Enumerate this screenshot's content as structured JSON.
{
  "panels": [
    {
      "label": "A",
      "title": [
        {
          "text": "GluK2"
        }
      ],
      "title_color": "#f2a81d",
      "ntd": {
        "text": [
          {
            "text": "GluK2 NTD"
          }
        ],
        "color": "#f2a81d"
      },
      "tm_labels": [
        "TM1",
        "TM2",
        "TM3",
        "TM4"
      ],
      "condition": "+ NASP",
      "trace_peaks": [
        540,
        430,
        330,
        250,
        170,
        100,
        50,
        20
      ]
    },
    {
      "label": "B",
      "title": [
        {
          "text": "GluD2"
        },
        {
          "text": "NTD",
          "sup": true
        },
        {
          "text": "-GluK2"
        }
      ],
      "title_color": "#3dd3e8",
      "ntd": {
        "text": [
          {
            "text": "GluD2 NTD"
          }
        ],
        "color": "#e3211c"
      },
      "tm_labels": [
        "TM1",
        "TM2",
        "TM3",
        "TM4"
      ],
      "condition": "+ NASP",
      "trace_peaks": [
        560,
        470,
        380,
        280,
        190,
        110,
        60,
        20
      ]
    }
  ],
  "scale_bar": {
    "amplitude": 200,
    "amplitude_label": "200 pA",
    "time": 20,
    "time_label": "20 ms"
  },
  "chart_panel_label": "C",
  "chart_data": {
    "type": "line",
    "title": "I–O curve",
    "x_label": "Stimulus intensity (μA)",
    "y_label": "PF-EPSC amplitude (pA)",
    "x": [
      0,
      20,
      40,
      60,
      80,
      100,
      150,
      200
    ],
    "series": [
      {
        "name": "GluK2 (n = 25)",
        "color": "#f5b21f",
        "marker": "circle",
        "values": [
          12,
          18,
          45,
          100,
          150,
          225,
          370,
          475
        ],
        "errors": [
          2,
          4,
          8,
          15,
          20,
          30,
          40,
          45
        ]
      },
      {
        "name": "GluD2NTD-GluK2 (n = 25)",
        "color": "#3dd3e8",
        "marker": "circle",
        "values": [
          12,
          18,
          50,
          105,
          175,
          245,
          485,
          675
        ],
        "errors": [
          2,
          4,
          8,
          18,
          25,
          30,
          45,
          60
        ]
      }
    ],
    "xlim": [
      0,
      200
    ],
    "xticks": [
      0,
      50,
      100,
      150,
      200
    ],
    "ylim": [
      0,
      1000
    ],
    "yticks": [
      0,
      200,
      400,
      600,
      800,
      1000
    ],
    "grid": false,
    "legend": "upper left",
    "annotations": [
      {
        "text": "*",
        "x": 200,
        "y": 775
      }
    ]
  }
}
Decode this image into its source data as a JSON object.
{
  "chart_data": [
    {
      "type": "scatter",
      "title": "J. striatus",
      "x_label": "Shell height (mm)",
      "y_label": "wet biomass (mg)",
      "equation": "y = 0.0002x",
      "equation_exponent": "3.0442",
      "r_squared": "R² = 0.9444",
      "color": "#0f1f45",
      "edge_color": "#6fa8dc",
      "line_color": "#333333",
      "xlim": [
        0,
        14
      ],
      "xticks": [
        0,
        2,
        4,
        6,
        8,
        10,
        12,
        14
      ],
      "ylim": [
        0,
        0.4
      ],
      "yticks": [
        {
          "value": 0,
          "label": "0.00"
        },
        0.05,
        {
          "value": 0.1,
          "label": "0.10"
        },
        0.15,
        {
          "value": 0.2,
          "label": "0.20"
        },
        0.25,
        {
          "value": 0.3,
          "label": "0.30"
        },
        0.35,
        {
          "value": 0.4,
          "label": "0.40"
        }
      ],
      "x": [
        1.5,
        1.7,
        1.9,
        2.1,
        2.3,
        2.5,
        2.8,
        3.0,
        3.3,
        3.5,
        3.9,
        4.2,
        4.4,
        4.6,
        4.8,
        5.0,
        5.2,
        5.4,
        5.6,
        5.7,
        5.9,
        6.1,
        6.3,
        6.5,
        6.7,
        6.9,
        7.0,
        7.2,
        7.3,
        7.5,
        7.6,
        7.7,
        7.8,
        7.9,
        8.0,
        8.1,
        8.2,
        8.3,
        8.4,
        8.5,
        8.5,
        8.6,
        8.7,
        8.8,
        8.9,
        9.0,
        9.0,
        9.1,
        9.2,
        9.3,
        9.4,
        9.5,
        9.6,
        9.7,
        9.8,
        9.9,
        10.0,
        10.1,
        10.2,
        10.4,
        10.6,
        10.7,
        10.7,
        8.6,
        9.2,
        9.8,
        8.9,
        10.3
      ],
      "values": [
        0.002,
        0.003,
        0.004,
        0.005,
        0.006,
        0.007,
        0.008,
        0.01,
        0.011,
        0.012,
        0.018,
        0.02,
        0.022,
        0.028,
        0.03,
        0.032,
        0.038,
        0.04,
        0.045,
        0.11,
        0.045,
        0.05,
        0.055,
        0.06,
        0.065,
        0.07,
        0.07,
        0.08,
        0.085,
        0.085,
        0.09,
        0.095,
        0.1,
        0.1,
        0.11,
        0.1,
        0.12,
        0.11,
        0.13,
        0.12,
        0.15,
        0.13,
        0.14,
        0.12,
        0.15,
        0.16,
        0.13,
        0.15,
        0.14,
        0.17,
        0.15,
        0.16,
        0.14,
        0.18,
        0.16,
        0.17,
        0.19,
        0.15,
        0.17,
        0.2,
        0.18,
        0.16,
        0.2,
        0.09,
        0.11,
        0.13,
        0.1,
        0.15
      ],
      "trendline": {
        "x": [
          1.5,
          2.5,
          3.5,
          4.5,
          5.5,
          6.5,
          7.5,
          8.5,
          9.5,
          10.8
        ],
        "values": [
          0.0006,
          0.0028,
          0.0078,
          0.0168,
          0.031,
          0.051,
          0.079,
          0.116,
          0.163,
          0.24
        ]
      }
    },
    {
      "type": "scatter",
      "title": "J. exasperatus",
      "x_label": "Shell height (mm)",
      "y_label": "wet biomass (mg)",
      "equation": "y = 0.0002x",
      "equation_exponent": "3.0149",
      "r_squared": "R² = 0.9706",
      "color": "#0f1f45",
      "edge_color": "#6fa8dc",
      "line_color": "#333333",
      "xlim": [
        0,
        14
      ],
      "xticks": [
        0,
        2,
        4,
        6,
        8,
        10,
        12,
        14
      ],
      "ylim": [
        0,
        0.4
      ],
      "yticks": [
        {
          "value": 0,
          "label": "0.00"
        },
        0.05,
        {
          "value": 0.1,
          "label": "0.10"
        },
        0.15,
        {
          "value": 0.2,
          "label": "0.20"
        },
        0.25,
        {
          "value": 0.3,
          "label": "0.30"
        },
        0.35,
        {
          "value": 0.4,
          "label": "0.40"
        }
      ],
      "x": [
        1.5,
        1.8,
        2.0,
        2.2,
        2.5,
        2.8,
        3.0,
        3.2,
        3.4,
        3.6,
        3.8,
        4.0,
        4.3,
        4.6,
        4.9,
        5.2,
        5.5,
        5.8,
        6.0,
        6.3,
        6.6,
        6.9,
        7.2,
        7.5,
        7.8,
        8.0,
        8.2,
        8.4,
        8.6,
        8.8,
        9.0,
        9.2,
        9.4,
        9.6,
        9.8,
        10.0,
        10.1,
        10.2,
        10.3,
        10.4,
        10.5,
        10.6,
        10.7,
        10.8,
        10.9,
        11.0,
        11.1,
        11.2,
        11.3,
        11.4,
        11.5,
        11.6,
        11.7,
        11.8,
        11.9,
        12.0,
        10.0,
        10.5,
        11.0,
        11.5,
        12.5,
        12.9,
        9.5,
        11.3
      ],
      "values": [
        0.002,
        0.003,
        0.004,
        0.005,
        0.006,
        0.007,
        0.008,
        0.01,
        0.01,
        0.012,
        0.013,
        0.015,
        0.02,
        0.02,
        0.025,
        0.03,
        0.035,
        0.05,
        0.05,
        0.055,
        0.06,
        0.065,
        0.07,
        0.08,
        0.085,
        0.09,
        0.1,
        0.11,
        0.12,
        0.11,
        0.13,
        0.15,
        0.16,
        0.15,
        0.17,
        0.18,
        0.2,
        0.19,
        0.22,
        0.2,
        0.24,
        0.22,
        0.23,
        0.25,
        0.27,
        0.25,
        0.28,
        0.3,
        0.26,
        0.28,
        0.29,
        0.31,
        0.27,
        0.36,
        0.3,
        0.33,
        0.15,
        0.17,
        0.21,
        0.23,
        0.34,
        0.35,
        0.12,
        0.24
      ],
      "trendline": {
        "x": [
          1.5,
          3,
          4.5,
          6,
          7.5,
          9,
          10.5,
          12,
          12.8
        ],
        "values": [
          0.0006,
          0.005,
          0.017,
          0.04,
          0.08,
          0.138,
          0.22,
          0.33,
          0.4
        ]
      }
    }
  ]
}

==========

**Work instructions**. Copy out each line of the data where the string "text" appears.

**Solution to the exercise**.
          "text": "GluK2"
        "text": [
            "text": "GluK2 NTD"
          "text": "GluD2"
          "text": "NTD",
          "text": "-GluK2"
        "text": [
            "text": "GluD2 NTD"
        "text": "*",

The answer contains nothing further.